Stored entries:
++++++
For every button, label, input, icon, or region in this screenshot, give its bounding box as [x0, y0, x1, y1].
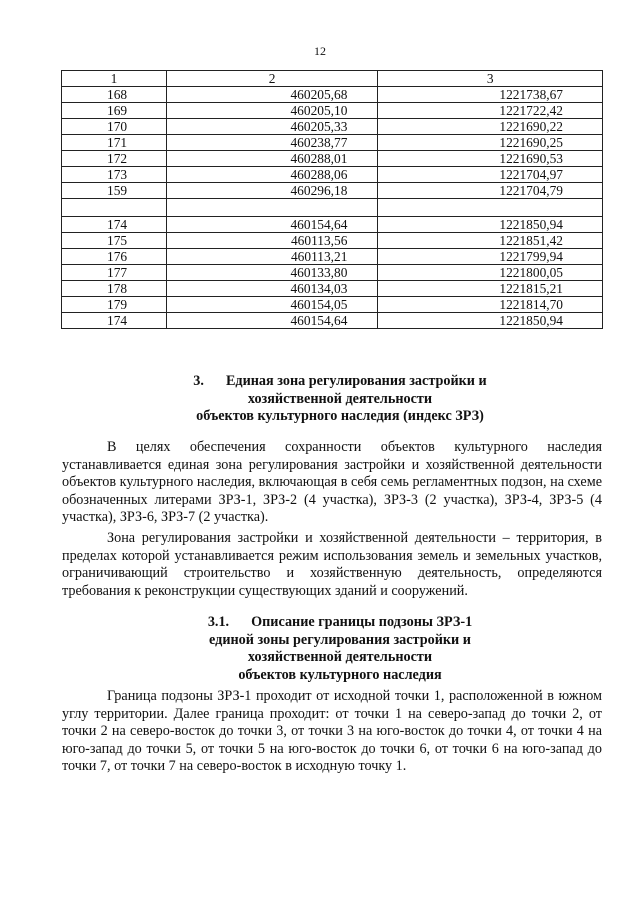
point-number-cell: 168	[62, 87, 167, 103]
section-3-number: 3.	[193, 373, 204, 389]
x-coordinate-cell: 460154,05	[166, 297, 378, 313]
section-3-paragraph-2: Зона регулирования застройки и хозяйственной деятельности – территория, в пределах которой устанавливается режим использования земель и земельных участков, ограничивающий строительство и хозяйственную деятельность, определяются требования к реконструкции существующих зданий и сооружений.	[62, 530, 602, 599]
section-3-title-line: Единая зона регулирования застройки и	[225, 373, 487, 389]
y-coordinate-cell: 1221738,67	[378, 87, 603, 103]
section-3-1-title-line: единой зоны регулирования застройки и	[209, 631, 471, 648]
x-coordinate-cell: 460113,56	[166, 233, 378, 249]
table-row	[62, 183, 603, 199]
column-header: 3	[378, 71, 603, 87]
section-3-1-title-line: объектов культурного наследия	[238, 666, 442, 683]
point-number-cell: 177	[62, 265, 167, 281]
section-3-title-line: хозяйственной деятельности	[247, 390, 433, 407]
y-coordinate-cell: 1221850,94	[378, 217, 603, 233]
section-3-1-title	[150, 614, 530, 684]
empty-cell	[378, 199, 603, 217]
x-coordinate-cell: 460288,06	[166, 167, 378, 183]
table-row	[62, 249, 603, 265]
y-coordinate-cell: 1221704,97	[378, 167, 603, 183]
x-coordinate-cell: 460288,01	[166, 151, 378, 167]
point-number-cell: 174	[62, 217, 167, 233]
y-coordinate-cell: 1221690,22	[378, 119, 603, 135]
point-number-cell: 171	[62, 135, 167, 151]
y-coordinate-cell: 1221799,94	[378, 249, 603, 265]
empty-cell	[62, 199, 167, 217]
table-header-row	[62, 71, 603, 87]
section-3-1-number: 3.1.	[207, 614, 230, 630]
x-coordinate-cell: 460113,21	[166, 249, 378, 265]
table-row	[62, 297, 603, 313]
point-number-cell: 173	[62, 167, 167, 183]
x-coordinate-cell: 460133,80	[166, 265, 378, 281]
section-3-1-paragraph: Граница подзоны ЗРЗ-1 проходит от исходной точки 1, расположенной в южном углу территории. Далее граница проходит: от точки 1 на северо-запад до точки 2, от точки 2 на северо-восток до точки 3, от точки 3 на юго-восток до точки 4, от точки 4 на юго-запад до точки 5, от точки 5 на юго-восток до точки 6, от точки 6 на юго-запад до точки 7, от точки 7 на северо-восток в исходную точку 1.	[62, 688, 602, 774]
table-row	[62, 281, 603, 297]
table-row	[62, 233, 603, 249]
section-3-title-line: объектов культурного наследия (индекс ЗРЗ)	[196, 408, 484, 424]
x-coordinate-cell: 460205,68	[166, 87, 378, 103]
table-separator-row	[62, 199, 603, 217]
table-row	[62, 265, 603, 281]
column-header: 2	[166, 71, 378, 87]
section-3-1-title-line: Описание границы подзоны ЗРЗ-1	[251, 614, 473, 630]
table-row	[62, 217, 603, 233]
y-coordinate-cell: 1221690,25	[378, 135, 603, 151]
coordinates-table	[61, 70, 603, 329]
point-number-cell: 178	[62, 281, 167, 297]
section-3-title	[150, 373, 530, 426]
x-coordinate-cell: 460205,10	[166, 103, 378, 119]
table-row	[62, 119, 603, 135]
y-coordinate-cell: 1221851,42	[378, 233, 603, 249]
point-number-cell: 170	[62, 119, 167, 135]
table-row	[62, 135, 603, 151]
x-coordinate-cell: 460238,77	[166, 135, 378, 151]
x-coordinate-cell: 460205,33	[166, 119, 378, 135]
point-number-cell: 159	[62, 183, 167, 199]
point-number-cell: 179	[62, 297, 167, 313]
table-row	[62, 167, 603, 183]
point-number-cell: 172	[62, 151, 167, 167]
table-row	[62, 313, 603, 329]
y-coordinate-cell: 1221722,42	[378, 103, 603, 119]
point-number-cell: 169	[62, 103, 167, 119]
table-row	[62, 151, 603, 167]
empty-cell	[166, 199, 378, 217]
point-number-cell: 174	[62, 313, 167, 329]
y-coordinate-cell: 1221704,79	[378, 183, 603, 199]
column-header: 1	[62, 71, 167, 87]
x-coordinate-cell: 460154,64	[166, 313, 378, 329]
section-3-1-title-line: хозяйственной деятельности	[247, 649, 433, 665]
y-coordinate-cell: 1221800,05	[378, 265, 603, 281]
x-coordinate-cell: 460296,18	[166, 183, 378, 199]
table-row	[62, 87, 603, 103]
y-coordinate-cell: 1221814,70	[378, 297, 603, 313]
point-number-cell: 176	[62, 249, 167, 265]
table-row	[62, 103, 603, 119]
x-coordinate-cell: 460134,03	[166, 281, 378, 297]
y-coordinate-cell: 1221850,94	[378, 313, 603, 329]
page-number: 12	[314, 44, 326, 58]
y-coordinate-cell: 1221690,53	[378, 151, 603, 167]
section-3-paragraph-1: В целях обеспечения сохранности объектов культурного наследия устанавливается единая зона регулирования застройки и хозяйственной деятельности объектов культурного наследия, включающая в себя семь регламентных подзон, на схеме обозначенных литерами ЗРЗ-1, ЗРЗ-2 (4 участка), ЗРЗ-3 (2 участка), ЗРЗ-4, ЗРЗ-5 (4 участка), ЗРЗ-6, ЗРЗ-7 (2 участка).	[62, 439, 602, 525]
y-coordinate-cell: 1221815,21	[378, 281, 603, 297]
x-coordinate-cell: 460154,64	[166, 217, 378, 233]
point-number-cell: 175	[62, 233, 167, 249]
++++++
Retype the lines verbatim, starting at the line that contains "87, 167, 103]" and ending after the line that contains "297, 378, 313]".

point-number-cell: 168	[62, 87, 167, 103]
section-3-number: 3.	[193, 373, 204, 389]
x-coordinate-cell: 460154,05	[166, 297, 378, 313]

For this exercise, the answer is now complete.